> _DOCUMENT SECTION_:
· · · · ·

I once posted this, and feel like repeating it here, for the sake of LG vs LP comparison

SawTroll said:
Kick back reducing chain.... is a more proper term than "safety chain", as no saw chain is really safe.

Just remember that the are some principally different types of such chain out there:

1) The chain with tripple-hump or just one large one, on the tie straps between cutters. These are the ones that really suck, slowing down cutting in general, and making bore cutting next to impossible.
Stihl RM2, PM1 and Oregon SL, VG belongs to this category.

2) Chain with a small ramp on the driver, directly in front of a narrow (not "bullet-shaped" like on Stihl RS/RSC and Oregon LG) raker.
The combined size of the raker and ramp is not much larger than the raker alone on the RS/LG, and I think you would be hard pressed to notice any slower cutting - maybe there will be a small difference in very long cuts.
Some even say that these chain perform better than LG/RS for bore cutting.
Oregon LP/BP/VP (++), and Stihl RSC3 belongs to this category.

· · · · ·

> _COLLECTED DATA_:
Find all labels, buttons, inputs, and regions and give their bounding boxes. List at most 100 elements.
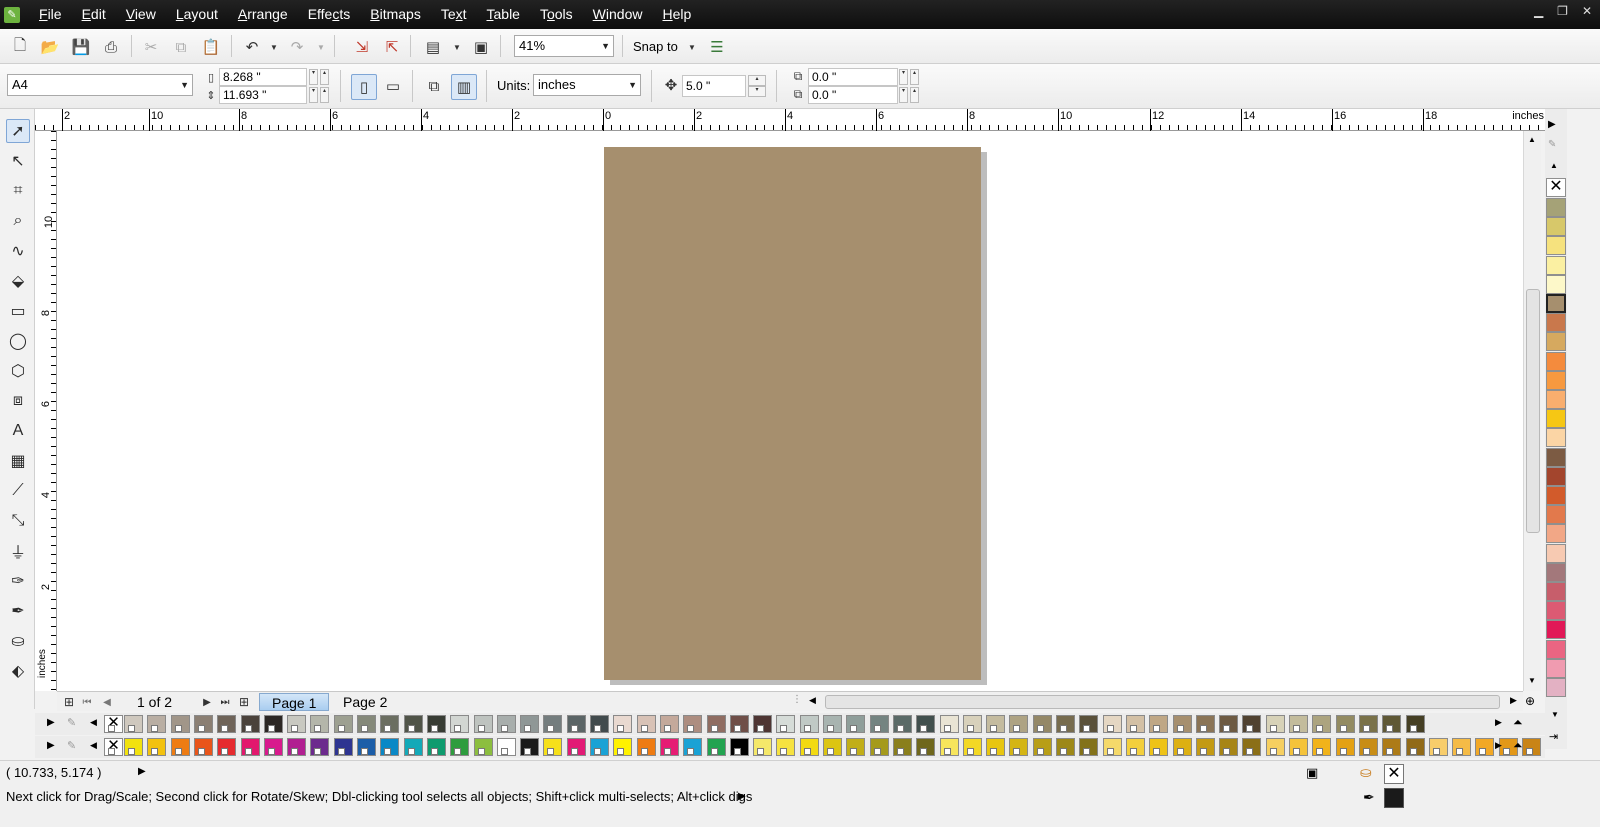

· · · · ·

> _GIVEN PROBLEM_:
Reproduce the stretch of the saw chain post from "I once posted" through "is really safe.".

> _SOLUTION BELOW_:
I once posted this, and feel like repeating it here, for the sake of LG vs LP comparison

SawTroll said:
Kick back reducing chain.... is a more proper term than "safety chain", as no saw chain is really safe.